• [WHAT TO PRODUCE]:
Pictures are not part of the copy; repeat everything else in the records exactly.

------------------------------------------------

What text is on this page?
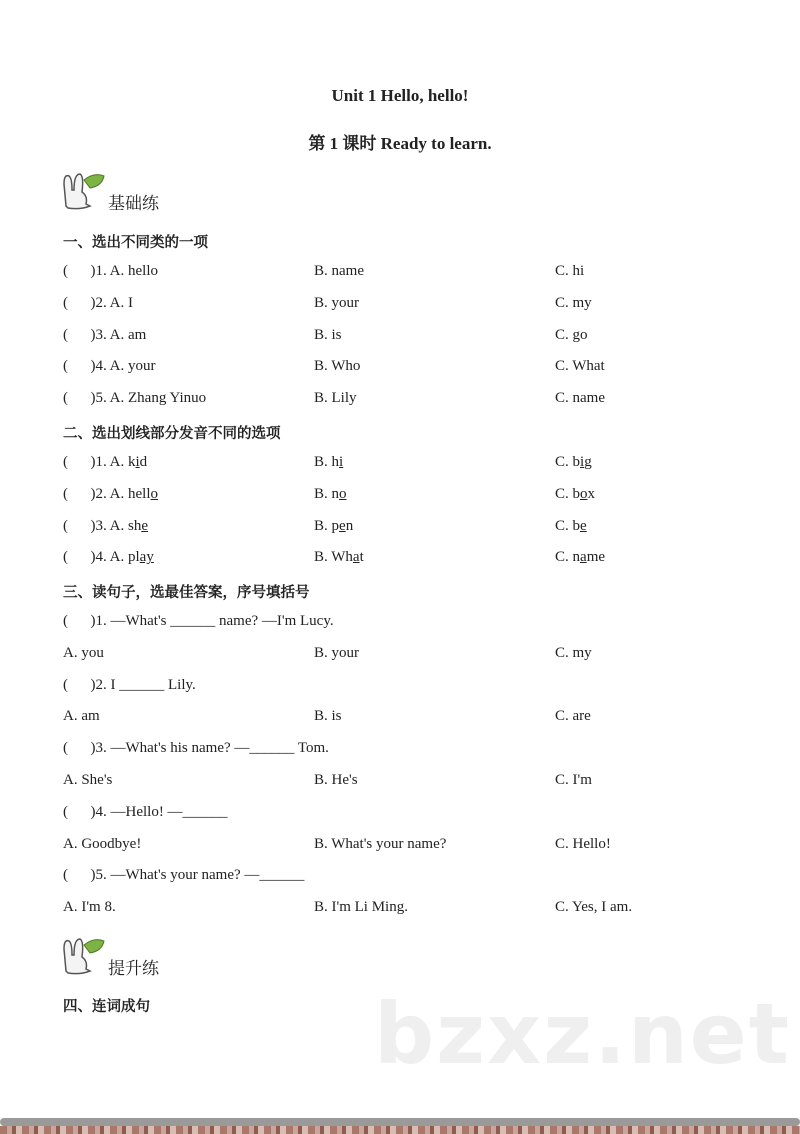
Unit 1 Hello, hello!
第 1 课时 Ready to learn.
基础练
一、选出不同类的一项
(      )1. A. hello	B. name	C. hi
(      )2. A. I	B. your	C. my
(      )3. A. am	B. is	C. go
(      )4. A. your	B. Who	C. What
(      )5. A. Zhang Yinuo	B. Lily	C. name
二、选出划线部分发音不同的选项
(      )1. A. kid	B. hi	C. big
(      )2. A. hello	B. no	C. box
(      )3. A. she	B. pen	C. be
(      )4. A. play	B. What	C. name
三、读句子，选最佳答案，序号填括号
(      )1. —What's ______ name? —I'm Lucy.
A. you	B. your	C. my
(      )2. I ______ Lily.
A. am	B. is	C. are
(      )3. —What's his name? —______ Tom.
A. She's	B. He's	C. I'm
(      )4. —Hello! —______
A. Goodbye!	B. What's your name?	C. Hello!
(      )5. —What's your name? —______
A. I'm 8.	B. I'm Li Ming.	C. Yes, I am.
提升练
四、连词成句	bzxz.net
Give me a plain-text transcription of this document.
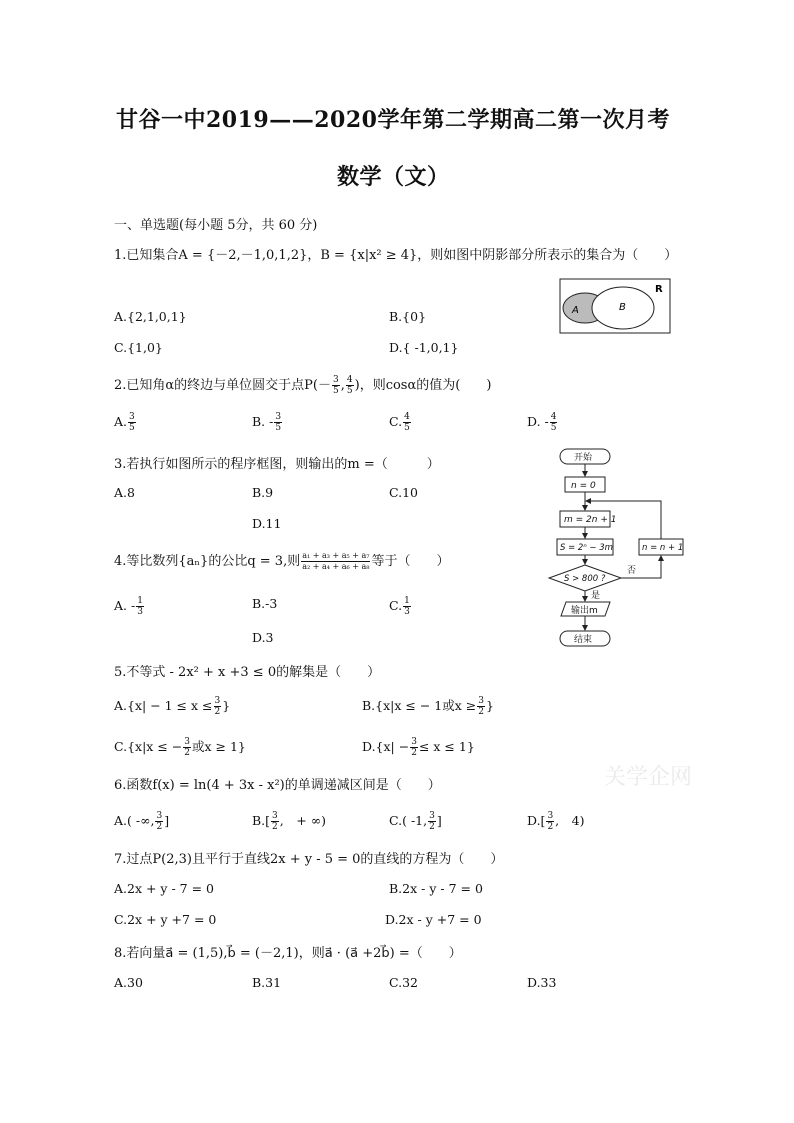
甘谷一中2019——2020学年第二学期高二第一次月考
数学（文）
一、单选题(每小题 5分，共 60 分)
1.已知集合A = {－2,－1,0,1,2}，B = {x|x² ≥ 4}，则如图中阴影部分所表示的集合为（　　）
A.{2,1,0,1}	B.{0}
C.{1,0}	D.{ -1,0,1}
A	B
R
2.已知角α的终边与单位圆交于点$P(- \frac{3}{5}$ , $\frac{4}{5}$ )，则cosα的值为(　　)
A. $\frac{3}{5}$	B. - $\frac{3}{5}$	C. $\frac{4}{5}$	D. - $\frac{4}{5}$
3.若执行如图所示的程序框图，则输出的m =（　　　）
A.8	B.9	C.10
D.11
开始
n = 0
m = 2n + 1
S = 2ⁿ − 3m
S > 800 ?
否
是
n = n + 1
输出m
结束
4.等比数列{aₙ}的公比q = 3,则 $\frac{\text{a₁ + a₃ + a₅ + a₇}}{\text{a₂ + a₄ + a₆ + a₈}}$ 等于（　　）
A. - $\frac{1}{3}$	B.-3	C. $\frac{1}{3}$
D.3
5.不等式 - 2x² + x +3 ≤ 0的解集是（　　）
$A.\{x| - 1 \le x \le \frac{3}{2}$ }	B.{x|x ≤ − 1或$x \ge \frac{3}{2}$ }
C.{x|x ≤ − $\frac{3}{2}$ 或x ≥ 1}	$D.\{x| - \frac{3}{2} \le x \le 1\}$
关学企网
6.函数f(x) = ln(4 + 3x - x²)的单调递减区间是（　　）
A.( -∞, $\frac{3}{2}$ ]	$B.[ \frac{3}{2}$ ,　+ ∞)	C.( -1, $\frac{3}{2}$ ]	$D.[ \frac{3}{2}$ ,　4)
7.过点P(2,3)且平行于直线2x + y - 5 = 0的直线的方程为（　　）
A.2x + y - 7 = 0	B.2x - y - 7 = 0
C.2x + y +7 = 0	D.2x - y +7 = 0
8.若向量a⃗ = (1,5),b⃗ = (－2,1)，则a⃗ · (a⃗ +2b⃗) =（　　）
A.30	B.31	C.32	D.33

------------------------------------------------

• [RESPONSE FOR THIS EXERCISE]:
What text is on this page?
Unit 1 Hello, hello!
第 1 课时 Ready to learn.
基础练
一、选出不同类的一项
(      )1. A. hello	B. name	C. hi
(      )2. A. I	B. your	C. my
(      )3. A. am	B. is	C. go
(      )4. A. your	B. Who	C. What
(      )5. A. Zhang Yinuo	B. Lily	C. name
二、选出划线部分发音不同的选项
(      )1. A. kid	B. hi	C. big
(      )2. A. hello	B. no	C. box
(      )3. A. she	B. pen	C. be
(      )4. A. play	B. What	C. name
三、读句子，选最佳答案，序号填括号
(      )1. —What's ______ name? —I'm Lucy.
A. you	B. your	C. my
(      )2. I ______ Lily.
A. am	B. is	C. are
(      )3. —What's his name? —______ Tom.
A. She's	B. He's	C. I'm
(      )4. —Hello! —______
A. Goodbye!	B. What's your name?	C. Hello!
(      )5. —What's your name? —______
A. I'm 8.	B. I'm Li Ming.	C. Yes, I am.
提升练
四、连词成句	bzxz.net
Give me a plain-text transcription of this document.
甘谷一中2019——2020学年第二学期高二第一次月考
数学（文）
一、单选题(每小题 5分，共 60 分)
1.已知集合A = {－2,－1,0,1,2}，B = {x|x² ≥ 4}，则如图中阴影部分所表示的集合为（　　）
A.{2,1,0,1}	B.{0}
C.{1,0}	D.{ -1,0,1}
A	B
R
2.已知角α的终边与单位圆交于点$P(- \frac{3}{5}$ , $\frac{4}{5}$ )，则cosα的值为(　　)
A. $\frac{3}{5}$	B. - $\frac{3}{5}$	C. $\frac{4}{5}$	D. - $\frac{4}{5}$
3.若执行如图所示的程序框图，则输出的m =（　　　）
A.8	B.9	C.10
D.11
开始
n = 0
m = 2n + 1
S = 2ⁿ − 3m
S > 800 ?
否
是
n = n + 1
输出m
结束
4.等比数列{aₙ}的公比q = 3,则 $\frac{\text{a₁ + a₃ + a₅ + a₇}}{\text{a₂ + a₄ + a₆ + a₈}}$ 等于（　　）
A. - $\frac{1}{3}$	B.-3	C. $\frac{1}{3}$
D.3
5.不等式 - 2x² + x +3 ≤ 0的解集是（　　）
$A.\{x| - 1 \le x \le \frac{3}{2}$ }	B.{x|x ≤ − 1或$x \ge \frac{3}{2}$ }
C.{x|x ≤ − $\frac{3}{2}$ 或x ≥ 1}	$D.\{x| - \frac{3}{2} \le x \le 1\}$
关学企网
6.函数f(x) = ln(4 + 3x - x²)的单调递减区间是（　　）
A.( -∞, $\frac{3}{2}$ ]	$B.[ \frac{3}{2}$ ,　+ ∞)	C.( -1, $\frac{3}{2}$ ]	$D.[ \frac{3}{2}$ ,　4)
7.过点P(2,3)且平行于直线2x + y - 5 = 0的直线的方程为（　　）
A.2x + y - 7 = 0	B.2x - y - 7 = 0
C.2x + y +7 = 0	D.2x - y +7 = 0
8.若向量a⃗ = (1,5),b⃗ = (－2,1)，则a⃗ · (a⃗ +2b⃗) =（　　）
A.30	B.31	C.32	D.33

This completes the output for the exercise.